Below are the records; locate each line with the word "regulations" and copy it.

--- Start Records for the task ---

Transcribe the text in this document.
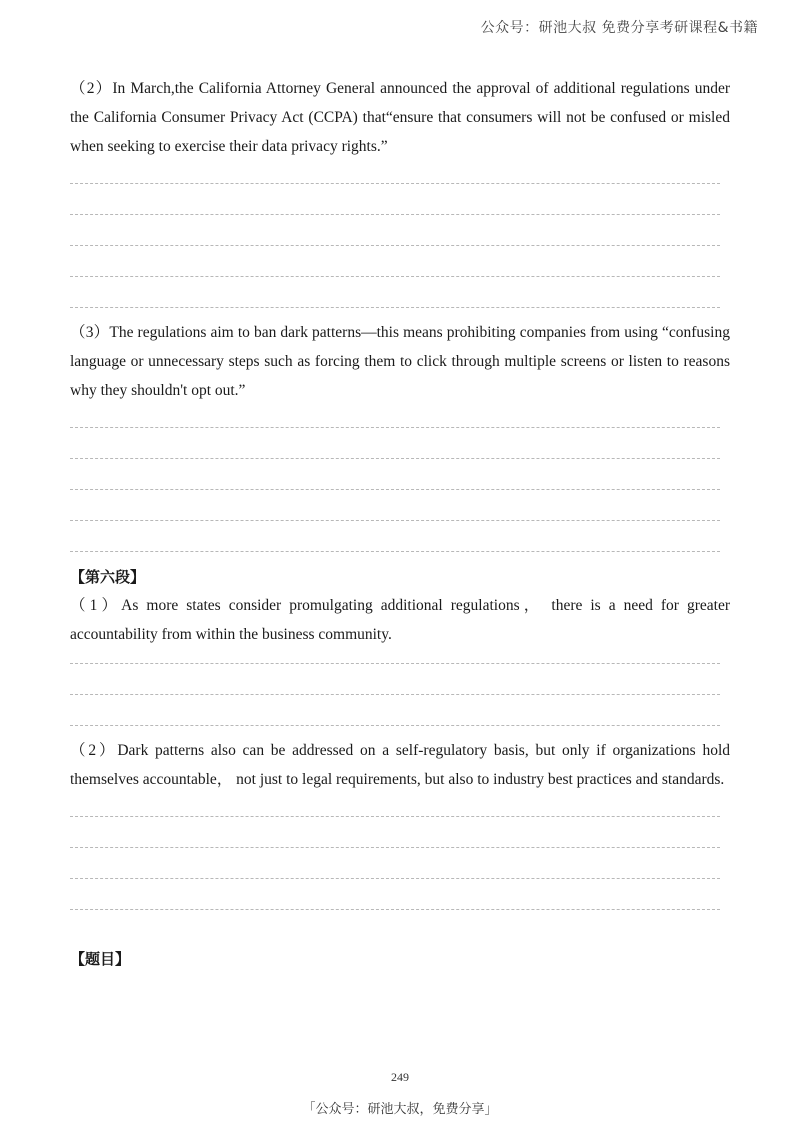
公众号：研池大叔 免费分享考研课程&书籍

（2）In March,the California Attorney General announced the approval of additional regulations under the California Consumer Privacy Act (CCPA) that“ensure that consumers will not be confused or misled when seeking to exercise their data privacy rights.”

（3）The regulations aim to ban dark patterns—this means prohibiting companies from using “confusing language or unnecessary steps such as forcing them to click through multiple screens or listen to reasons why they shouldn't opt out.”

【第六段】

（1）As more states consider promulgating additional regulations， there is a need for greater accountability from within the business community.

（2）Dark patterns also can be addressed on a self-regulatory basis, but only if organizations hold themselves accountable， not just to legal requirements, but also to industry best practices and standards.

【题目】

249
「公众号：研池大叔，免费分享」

--- End Records for the task ---

- [Response below]:
（2）In March,the California Attorney General announced the approval of additional regulations under the California Consumer Privacy Act (CCPA) that“ensure that consumers will not be confused or misled when seeking to exercise their data privacy rights.”
（3）The regulations aim to ban dark patterns—this means prohibiting companies from using “confusing language or unnecessary steps such as forcing them to click through multiple screens or listen to reasons why they shouldn't opt out.”
（1）As more states consider promulgating additional regulations， there is a need for greater accountability from within the business community.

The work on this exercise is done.